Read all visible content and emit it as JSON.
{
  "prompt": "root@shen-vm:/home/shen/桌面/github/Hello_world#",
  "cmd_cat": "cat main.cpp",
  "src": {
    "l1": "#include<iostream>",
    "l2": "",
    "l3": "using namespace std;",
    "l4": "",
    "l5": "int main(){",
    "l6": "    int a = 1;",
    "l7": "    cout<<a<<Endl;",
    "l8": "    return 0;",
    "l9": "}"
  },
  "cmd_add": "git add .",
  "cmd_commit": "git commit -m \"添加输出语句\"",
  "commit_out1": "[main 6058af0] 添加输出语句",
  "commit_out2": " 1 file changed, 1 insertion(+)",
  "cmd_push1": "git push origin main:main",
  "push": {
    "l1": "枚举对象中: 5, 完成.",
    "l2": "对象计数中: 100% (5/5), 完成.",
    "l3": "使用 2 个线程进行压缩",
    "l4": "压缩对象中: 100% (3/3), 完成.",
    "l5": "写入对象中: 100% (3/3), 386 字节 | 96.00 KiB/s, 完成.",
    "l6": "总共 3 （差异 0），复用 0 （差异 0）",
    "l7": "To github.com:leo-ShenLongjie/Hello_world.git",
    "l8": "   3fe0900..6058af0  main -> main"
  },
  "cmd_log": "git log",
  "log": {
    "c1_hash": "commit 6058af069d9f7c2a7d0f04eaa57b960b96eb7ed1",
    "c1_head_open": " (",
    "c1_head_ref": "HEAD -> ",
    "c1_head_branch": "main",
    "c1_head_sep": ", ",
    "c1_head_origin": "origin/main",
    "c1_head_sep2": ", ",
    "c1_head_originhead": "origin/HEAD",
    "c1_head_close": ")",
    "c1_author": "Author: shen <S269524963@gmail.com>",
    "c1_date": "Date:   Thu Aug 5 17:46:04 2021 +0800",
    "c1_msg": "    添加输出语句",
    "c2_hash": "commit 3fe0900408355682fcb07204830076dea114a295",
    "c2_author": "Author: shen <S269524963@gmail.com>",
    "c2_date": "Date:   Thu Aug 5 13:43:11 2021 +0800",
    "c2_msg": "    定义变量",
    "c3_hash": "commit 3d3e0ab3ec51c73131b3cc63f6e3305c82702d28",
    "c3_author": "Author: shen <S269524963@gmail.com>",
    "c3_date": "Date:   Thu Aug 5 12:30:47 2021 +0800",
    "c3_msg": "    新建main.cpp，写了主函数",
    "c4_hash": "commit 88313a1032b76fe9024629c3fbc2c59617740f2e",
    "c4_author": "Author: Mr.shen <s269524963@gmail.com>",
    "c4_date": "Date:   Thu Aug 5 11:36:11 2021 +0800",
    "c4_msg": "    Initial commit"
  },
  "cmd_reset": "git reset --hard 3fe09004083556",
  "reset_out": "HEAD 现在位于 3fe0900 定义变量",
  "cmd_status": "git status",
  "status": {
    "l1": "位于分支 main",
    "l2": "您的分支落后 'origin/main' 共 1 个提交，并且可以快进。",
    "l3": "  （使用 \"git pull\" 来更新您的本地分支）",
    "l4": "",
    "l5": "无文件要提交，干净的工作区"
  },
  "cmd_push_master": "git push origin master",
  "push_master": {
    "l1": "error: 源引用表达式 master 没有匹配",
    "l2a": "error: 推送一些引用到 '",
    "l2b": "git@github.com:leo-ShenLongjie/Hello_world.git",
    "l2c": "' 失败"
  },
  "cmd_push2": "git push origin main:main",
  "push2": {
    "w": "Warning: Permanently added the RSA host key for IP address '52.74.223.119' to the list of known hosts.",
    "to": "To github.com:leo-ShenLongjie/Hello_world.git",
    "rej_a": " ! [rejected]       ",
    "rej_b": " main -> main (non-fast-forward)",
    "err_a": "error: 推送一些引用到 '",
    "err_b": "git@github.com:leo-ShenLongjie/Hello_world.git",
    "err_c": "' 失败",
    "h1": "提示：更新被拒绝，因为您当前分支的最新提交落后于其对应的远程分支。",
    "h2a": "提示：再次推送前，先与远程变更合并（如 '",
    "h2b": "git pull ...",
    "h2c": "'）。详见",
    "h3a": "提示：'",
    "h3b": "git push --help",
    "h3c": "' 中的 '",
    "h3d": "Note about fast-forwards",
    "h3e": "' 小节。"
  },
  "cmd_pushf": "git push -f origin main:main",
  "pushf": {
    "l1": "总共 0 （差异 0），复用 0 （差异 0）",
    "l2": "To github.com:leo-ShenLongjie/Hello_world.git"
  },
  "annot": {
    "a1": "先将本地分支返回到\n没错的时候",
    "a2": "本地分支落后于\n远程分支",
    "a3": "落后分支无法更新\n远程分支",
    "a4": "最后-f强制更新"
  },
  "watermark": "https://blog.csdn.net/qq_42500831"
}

GOAL:
The word "fast" appears in how many lines of the records? Give the number only.

OUTPUT OF THE TASK:
2